Request = Make an exact copy of the listing below.

Information given =
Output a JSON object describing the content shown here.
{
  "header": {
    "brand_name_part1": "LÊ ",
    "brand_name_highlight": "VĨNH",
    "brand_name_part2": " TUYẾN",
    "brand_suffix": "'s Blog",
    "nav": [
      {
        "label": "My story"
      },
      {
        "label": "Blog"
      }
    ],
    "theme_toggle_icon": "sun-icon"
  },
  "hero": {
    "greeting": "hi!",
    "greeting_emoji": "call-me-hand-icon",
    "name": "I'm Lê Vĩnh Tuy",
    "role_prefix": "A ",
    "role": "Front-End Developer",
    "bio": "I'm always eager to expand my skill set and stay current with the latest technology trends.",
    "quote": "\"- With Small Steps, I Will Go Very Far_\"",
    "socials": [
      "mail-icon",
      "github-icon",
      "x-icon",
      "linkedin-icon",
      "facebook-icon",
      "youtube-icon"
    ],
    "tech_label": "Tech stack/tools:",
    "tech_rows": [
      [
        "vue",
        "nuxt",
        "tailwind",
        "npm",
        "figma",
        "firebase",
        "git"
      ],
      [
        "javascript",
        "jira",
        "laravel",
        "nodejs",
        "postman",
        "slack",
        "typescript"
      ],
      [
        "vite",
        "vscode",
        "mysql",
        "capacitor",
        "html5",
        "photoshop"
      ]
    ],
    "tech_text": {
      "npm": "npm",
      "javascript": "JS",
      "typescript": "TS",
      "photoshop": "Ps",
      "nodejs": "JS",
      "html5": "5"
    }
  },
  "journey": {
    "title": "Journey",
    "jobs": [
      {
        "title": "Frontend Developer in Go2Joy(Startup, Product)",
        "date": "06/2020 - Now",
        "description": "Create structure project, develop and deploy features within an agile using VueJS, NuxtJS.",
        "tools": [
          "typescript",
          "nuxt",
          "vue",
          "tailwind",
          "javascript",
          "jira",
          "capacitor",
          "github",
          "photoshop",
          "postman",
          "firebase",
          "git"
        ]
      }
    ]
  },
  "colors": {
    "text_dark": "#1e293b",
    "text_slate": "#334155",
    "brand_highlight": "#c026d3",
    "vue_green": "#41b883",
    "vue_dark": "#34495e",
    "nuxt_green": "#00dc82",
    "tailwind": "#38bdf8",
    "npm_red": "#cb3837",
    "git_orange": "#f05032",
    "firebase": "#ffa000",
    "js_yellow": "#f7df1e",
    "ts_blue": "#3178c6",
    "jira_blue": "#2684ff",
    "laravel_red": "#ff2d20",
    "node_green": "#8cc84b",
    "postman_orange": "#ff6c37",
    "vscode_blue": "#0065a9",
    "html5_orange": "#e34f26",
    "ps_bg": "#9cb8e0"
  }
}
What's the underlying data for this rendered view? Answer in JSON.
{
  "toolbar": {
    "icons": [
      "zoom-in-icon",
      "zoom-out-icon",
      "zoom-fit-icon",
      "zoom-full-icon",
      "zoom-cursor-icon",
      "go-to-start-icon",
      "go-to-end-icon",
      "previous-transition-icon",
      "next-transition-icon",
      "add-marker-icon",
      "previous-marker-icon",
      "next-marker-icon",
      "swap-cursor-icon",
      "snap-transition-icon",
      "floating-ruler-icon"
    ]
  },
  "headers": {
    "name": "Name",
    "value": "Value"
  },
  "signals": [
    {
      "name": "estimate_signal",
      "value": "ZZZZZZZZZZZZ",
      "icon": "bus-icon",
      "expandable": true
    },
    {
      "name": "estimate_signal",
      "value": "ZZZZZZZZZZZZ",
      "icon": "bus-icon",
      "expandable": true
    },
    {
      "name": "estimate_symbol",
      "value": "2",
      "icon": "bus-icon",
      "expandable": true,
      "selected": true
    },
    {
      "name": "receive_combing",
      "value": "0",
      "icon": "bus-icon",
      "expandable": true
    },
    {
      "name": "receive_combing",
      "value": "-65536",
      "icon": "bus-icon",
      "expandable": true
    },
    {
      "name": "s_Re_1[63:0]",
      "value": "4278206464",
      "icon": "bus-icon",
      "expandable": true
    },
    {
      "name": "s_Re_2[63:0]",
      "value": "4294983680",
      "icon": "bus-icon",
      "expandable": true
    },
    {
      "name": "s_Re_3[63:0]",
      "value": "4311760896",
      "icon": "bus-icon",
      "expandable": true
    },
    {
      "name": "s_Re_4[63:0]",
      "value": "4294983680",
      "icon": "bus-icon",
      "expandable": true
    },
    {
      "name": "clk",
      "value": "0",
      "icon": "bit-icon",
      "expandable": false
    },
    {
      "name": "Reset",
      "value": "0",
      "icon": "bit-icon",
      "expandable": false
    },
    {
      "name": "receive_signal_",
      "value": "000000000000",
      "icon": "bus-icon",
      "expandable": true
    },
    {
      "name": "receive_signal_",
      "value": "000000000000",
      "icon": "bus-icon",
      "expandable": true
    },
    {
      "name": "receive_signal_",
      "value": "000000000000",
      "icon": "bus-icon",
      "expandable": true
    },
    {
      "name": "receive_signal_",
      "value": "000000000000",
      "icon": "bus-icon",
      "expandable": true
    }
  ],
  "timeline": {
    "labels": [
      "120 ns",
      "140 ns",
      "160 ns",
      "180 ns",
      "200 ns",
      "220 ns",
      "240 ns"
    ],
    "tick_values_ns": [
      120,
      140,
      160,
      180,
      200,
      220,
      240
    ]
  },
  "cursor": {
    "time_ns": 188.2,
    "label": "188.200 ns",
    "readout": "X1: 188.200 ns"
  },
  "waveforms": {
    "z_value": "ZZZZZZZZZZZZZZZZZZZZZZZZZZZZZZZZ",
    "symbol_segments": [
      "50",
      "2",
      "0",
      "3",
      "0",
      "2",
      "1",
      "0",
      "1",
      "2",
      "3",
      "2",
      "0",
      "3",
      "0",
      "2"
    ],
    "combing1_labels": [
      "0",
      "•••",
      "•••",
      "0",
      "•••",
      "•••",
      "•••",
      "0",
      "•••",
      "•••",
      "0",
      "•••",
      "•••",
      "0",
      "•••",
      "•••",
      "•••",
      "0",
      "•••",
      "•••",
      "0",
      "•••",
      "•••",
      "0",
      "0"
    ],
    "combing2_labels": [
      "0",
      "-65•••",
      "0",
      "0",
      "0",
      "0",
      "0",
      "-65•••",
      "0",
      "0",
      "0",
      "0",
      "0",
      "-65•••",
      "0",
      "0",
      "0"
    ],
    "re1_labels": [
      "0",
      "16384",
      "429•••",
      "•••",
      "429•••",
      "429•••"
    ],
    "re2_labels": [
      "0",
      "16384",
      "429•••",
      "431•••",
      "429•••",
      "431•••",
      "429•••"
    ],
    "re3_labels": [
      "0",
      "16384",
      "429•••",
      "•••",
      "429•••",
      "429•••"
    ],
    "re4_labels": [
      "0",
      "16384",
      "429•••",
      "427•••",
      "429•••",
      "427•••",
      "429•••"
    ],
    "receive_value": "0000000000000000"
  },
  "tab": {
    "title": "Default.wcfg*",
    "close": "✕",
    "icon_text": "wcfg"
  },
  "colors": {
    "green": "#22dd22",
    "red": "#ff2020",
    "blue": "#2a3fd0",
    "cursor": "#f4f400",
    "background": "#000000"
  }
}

Solution for this exercise =
Output a JSON object describing the content shown here.
{
  "header": {
    "brand_name_part1": "LÊ ",
    "brand_name_highlight": "VĨNH",
    "brand_name_part2": " TUYẾN",
    "brand_suffix": "'s Blog",
    "nav": [
      {
        "label": "My story"
      },
      {
        "label": "Blog"
      }
    ],
    "theme_toggle_icon": "sun-icon"
  },
  "hero": {
    "greeting": "hi!",
    "greeting_emoji": "call-me-hand-icon",
    "name": "I'm Lê Vĩnh Tuy",
    "role_prefix": "A ",
    "role": "Front-End Developer",
    "bio": "I'm always eager to expand my skill set and stay current with the latest technology trends.",
    "quote": "\"- With Small Steps, I Will Go Very Far_\"",
    "socials": [
      "mail-icon",
      "github-icon",
      "x-icon",
      "linkedin-icon",
      "facebook-icon",
      "youtube-icon"
    ],
    "tech_label": "Tech stack/tools:",
    "tech_rows": [
      [
        "vue",
        "nuxt",
        "tailwind",
        "npm",
        "figma",
        "firebase",
        "git"
      ],
      [
        "javascript",
        "jira",
        "laravel",
        "nodejs",
        "postman",
        "slack",
        "typescript"
      ],
      [
        "vite",
        "vscode",
        "mysql",
        "capacitor",
        "html5",
        "photoshop"
      ]
    ],
    "tech_text": {
      "npm": "npm",
      "javascript": "JS",
      "typescript": "TS",
      "photoshop": "Ps",
      "nodejs": "JS",
      "html5": "5"
    }
  },
  "journey": {
    "title": "Journey",
    "jobs": [
      {
        "title": "Frontend Developer in Go2Joy(Startup, Product)",
        "date": "06/2020 - Now",
        "description": "Create structure project, develop and deploy features within an agile using VueJS, NuxtJS.",
        "tools": [
          "typescript",
          "nuxt",
          "vue",
          "tailwind",
          "javascript",
          "jira",
          "capacitor",
          "github",
          "photoshop",
          "postman",
          "firebase",
          "git"
        ]
      }
    ]
  },
  "colors": {
    "text_dark": "#1e293b",
    "text_slate": "#334155",
    "brand_highlight": "#c026d3",
    "vue_green": "#41b883",
    "vue_dark": "#34495e",
    "nuxt_green": "#00dc82",
    "tailwind": "#38bdf8",
    "npm_red": "#cb3837",
    "git_orange": "#f05032",
    "firebase": "#ffa000",
    "js_yellow": "#f7df1e",
    "ts_blue": "#3178c6",
    "jira_blue": "#2684ff",
    "laravel_red": "#ff2d20",
    "node_green": "#8cc84b",
    "postman_orange": "#ff6c37",
    "vscode_blue": "#0065a9",
    "html5_orange": "#e34f26",
    "ps_bg": "#9cb8e0"
  }
}
What's the underlying data for this rendered view? Answer in JSON.
{
  "toolbar": {
    "icons": [
      "zoom-in-icon",
      "zoom-out-icon",
      "zoom-fit-icon",
      "zoom-full-icon",
      "zoom-cursor-icon",
      "go-to-start-icon",
      "go-to-end-icon",
      "previous-transition-icon",
      "next-transition-icon",
      "add-marker-icon",
      "previous-marker-icon",
      "next-marker-icon",
      "swap-cursor-icon",
      "snap-transition-icon",
      "floating-ruler-icon"
    ]
  },
  "headers": {
    "name": "Name",
    "value": "Value"
  },
  "signals": [
    {
      "name": "estimate_signal",
      "value": "ZZZZZZZZZZZZ",
      "icon": "bus-icon",
      "expandable": true
    },
    {
      "name": "estimate_signal",
      "value": "ZZZZZZZZZZZZ",
      "icon": "bus-icon",
      "expandable": true
    },
    {
      "name": "estimate_symbol",
      "value": "2",
      "icon": "bus-icon",
      "expandable": true,
      "selected": true
    },
    {
      "name": "receive_combing",
      "value": "0",
      "icon": "bus-icon",
      "expandable": true
    },
    {
      "name": "receive_combing",
      "value": "-65536",
      "icon": "bus-icon",
      "expandable": true
    },
    {
      "name": "s_Re_1[63:0]",
      "value": "4278206464",
      "icon": "bus-icon",
      "expandable": true
    },
    {
      "name": "s_Re_2[63:0]",
      "value": "4294983680",
      "icon": "bus-icon",
      "expandable": true
    },
    {
      "name": "s_Re_3[63:0]",
      "value": "4311760896",
      "icon": "bus-icon",
      "expandable": true
    },
    {
      "name": "s_Re_4[63:0]",
      "value": "4294983680",
      "icon": "bus-icon",
      "expandable": true
    },
    {
      "name": "clk",
      "value": "0",
      "icon": "bit-icon",
      "expandable": false
    },
    {
      "name": "Reset",
      "value": "0",
      "icon": "bit-icon",
      "expandable": false
    },
    {
      "name": "receive_signal_",
      "value": "000000000000",
      "icon": "bus-icon",
      "expandable": true
    },
    {
      "name": "receive_signal_",
      "value": "000000000000",
      "icon": "bus-icon",
      "expandable": true
    },
    {
      "name": "receive_signal_",
      "value": "000000000000",
      "icon": "bus-icon",
      "expandable": true
    },
    {
      "name": "receive_signal_",
      "value": "000000000000",
      "icon": "bus-icon",
      "expandable": true
    }
  ],
  "timeline": {
    "labels": [
      "120 ns",
      "140 ns",
      "160 ns",
      "180 ns",
      "200 ns",
      "220 ns",
      "240 ns"
    ],
    "tick_values_ns": [
      120,
      140,
      160,
      180,
      200,
      220,
      240
    ]
  },
  "cursor": {
    "time_ns": 188.2,
    "label": "188.200 ns",
    "readout": "X1: 188.200 ns"
  },
  "waveforms": {
    "z_value": "ZZZZZZZZZZZZZZZZZZZZZZZZZZZZZZZZ",
    "symbol_segments": [
      "50",
      "2",
      "0",
      "3",
      "0",
      "2",
      "1",
      "0",
      "1",
      "2",
      "3",
      "2",
      "0",
      "3",
      "0",
      "2"
    ],
    "combing1_labels": [
      "0",
      "•••",
      "•••",
      "0",
      "•••",
      "•••",
      "•••",
      "0",
      "•••",
      "•••",
      "0",
      "•••",
      "•••",
      "0",
      "•••",
      "•••",
      "•••",
      "0",
      "•••",
      "•••",
      "0",
      "•••",
      "•••",
      "0",
      "0"
    ],
    "combing2_labels": [
      "0",
      "-65•••",
      "0",
      "0",
      "0",
      "0",
      "0",
      "-65•••",
      "0",
      "0",
      "0",
      "0",
      "0",
      "-65•••",
      "0",
      "0",
      "0"
    ],
    "re1_labels": [
      "0",
      "16384",
      "429•••",
      "•••",
      "429•••",
      "429•••"
    ],
    "re2_labels": [
      "0",
      "16384",
      "429•••",
      "431•••",
      "429•••",
      "431•••",
      "429•••"
    ],
    "re3_labels": [
      "0",
      "16384",
      "429•••",
      "•••",
      "429•••",
      "429•••"
    ],
    "re4_labels": [
      "0",
      "16384",
      "429•••",
      "427•••",
      "429•••",
      "427•••",
      "429•••"
    ],
    "receive_value": "0000000000000000"
  },
  "tab": {
    "title": "Default.wcfg*",
    "close": "✕",
    "icon_text": "wcfg"
  },
  "colors": {
    "green": "#22dd22",
    "red": "#ff2020",
    "blue": "#2a3fd0",
    "cursor": "#f4f400",
    "background": "#000000"
  }
}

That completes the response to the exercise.